START Excerpted data

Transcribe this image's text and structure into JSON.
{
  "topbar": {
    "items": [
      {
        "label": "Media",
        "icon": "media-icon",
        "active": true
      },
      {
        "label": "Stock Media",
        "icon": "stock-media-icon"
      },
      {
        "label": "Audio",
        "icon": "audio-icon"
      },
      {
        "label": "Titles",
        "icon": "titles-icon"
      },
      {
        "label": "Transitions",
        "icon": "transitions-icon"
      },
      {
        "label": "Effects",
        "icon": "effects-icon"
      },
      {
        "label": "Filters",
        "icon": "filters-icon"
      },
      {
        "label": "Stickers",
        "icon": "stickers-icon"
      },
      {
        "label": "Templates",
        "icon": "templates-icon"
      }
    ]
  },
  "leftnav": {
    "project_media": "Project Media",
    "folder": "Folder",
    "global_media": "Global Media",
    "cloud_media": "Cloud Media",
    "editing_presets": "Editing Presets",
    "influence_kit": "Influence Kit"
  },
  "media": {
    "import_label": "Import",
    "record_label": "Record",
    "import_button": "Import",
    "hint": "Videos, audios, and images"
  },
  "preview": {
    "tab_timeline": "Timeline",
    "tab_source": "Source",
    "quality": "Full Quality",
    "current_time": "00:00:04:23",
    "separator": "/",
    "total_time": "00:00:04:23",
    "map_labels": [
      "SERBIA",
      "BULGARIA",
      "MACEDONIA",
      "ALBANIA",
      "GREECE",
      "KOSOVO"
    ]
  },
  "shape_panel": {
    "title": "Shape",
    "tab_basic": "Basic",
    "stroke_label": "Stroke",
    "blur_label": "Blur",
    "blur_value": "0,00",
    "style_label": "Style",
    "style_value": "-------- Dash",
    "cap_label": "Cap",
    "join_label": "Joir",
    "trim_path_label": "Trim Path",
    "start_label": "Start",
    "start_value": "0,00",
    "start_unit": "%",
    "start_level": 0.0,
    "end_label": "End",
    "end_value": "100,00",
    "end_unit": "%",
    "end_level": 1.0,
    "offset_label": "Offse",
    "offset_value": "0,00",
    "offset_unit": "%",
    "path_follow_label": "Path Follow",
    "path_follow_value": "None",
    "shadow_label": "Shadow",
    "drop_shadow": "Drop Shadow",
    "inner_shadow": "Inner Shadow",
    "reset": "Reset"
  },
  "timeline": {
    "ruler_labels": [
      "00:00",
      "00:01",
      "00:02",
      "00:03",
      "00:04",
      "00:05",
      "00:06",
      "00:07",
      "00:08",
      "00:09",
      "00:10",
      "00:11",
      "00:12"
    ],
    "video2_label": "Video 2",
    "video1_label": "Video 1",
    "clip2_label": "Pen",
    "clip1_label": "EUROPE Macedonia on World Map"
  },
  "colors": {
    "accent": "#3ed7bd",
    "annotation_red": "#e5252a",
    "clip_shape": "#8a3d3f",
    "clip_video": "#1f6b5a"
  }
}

END Excerpted data

Problem description> Show every line of the listing in which the string "Import" can be found.

Solved problem>
    "import_label": "Import",
    "import_button": "Import",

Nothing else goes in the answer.